Work to be completed:
Write the material out again, line by line, exactly as it is.

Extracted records
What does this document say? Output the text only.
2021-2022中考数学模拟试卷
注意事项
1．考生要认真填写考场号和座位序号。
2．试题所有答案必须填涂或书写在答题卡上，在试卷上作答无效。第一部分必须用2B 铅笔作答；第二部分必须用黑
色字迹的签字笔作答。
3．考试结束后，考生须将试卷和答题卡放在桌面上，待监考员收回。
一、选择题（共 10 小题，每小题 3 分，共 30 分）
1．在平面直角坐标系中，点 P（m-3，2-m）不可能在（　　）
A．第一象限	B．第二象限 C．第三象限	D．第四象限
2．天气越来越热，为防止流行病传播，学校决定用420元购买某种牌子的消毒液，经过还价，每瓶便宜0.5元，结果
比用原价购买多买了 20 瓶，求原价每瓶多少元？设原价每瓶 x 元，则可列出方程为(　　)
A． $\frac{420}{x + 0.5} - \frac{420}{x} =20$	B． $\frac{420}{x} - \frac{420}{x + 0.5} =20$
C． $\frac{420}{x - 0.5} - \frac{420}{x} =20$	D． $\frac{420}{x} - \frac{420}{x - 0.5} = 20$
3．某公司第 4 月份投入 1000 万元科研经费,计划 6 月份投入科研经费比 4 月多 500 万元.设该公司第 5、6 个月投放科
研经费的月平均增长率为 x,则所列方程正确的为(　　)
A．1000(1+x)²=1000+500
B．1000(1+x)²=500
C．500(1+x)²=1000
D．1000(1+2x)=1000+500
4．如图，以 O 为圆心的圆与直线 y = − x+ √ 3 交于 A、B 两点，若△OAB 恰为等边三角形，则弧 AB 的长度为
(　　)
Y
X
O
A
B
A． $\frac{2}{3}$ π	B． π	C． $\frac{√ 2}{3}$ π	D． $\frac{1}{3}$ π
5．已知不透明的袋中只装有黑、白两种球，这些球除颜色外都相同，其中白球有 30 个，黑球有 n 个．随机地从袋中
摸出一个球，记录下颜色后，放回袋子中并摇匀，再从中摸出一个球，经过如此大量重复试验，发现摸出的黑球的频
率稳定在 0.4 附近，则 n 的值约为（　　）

Expected output:
What does this document say? Output the text only.
2021-2022中考数学模拟试卷
注意事项
1．考生要认真填写考场号和座位序号。
2．试题所有答案必须填涂或书写在答题卡上，在试卷上作答无效。第一部分必须用2B 铅笔作答；第二部分必须用黑
色字迹的签字笔作答。
3．考试结束后，考生须将试卷和答题卡放在桌面上，待监考员收回。
一、选择题（共 10 小题，每小题 3 分，共 30 分）
1．在平面直角坐标系中，点 P（m-3，2-m）不可能在（　　）
A．第一象限	B．第二象限 C．第三象限	D．第四象限
2．天气越来越热，为防止流行病传播，学校决定用420元购买某种牌子的消毒液，经过还价，每瓶便宜0.5元，结果
比用原价购买多买了 20 瓶，求原价每瓶多少元？设原价每瓶 x 元，则可列出方程为(　　)
A． $\frac{420}{x + 0.5} - \frac{420}{x} =20$	B． $\frac{420}{x} - \frac{420}{x + 0.5} =20$
C． $\frac{420}{x - 0.5} - \frac{420}{x} =20$	D． $\frac{420}{x} - \frac{420}{x - 0.5} = 20$
3．某公司第 4 月份投入 1000 万元科研经费,计划 6 月份投入科研经费比 4 月多 500 万元.设该公司第 5、6 个月投放科
研经费的月平均增长率为 x,则所列方程正确的为(　　)
A．1000(1+x)²=1000+500
B．1000(1+x)²=500
C．500(1+x)²=1000
D．1000(1+2x)=1000+500
4．如图，以 O 为圆心的圆与直线 y = − x+ √ 3 交于 A、B 两点，若△OAB 恰为等边三角形，则弧 AB 的长度为
(　　)
Y
X
O
A
B
A． $\frac{2}{3}$ π	B． π	C． $\frac{√ 2}{3}$ π	D． $\frac{1}{3}$ π
5．已知不透明的袋中只装有黑、白两种球，这些球除颜色外都相同，其中白球有 30 个，黑球有 n 个．随机地从袋中
摸出一个球，记录下颜色后，放回袋子中并摇匀，再从中摸出一个球，经过如此大量重复试验，发现摸出的黑球的频
率稳定在 0.4 附近，则 n 的值约为（　　）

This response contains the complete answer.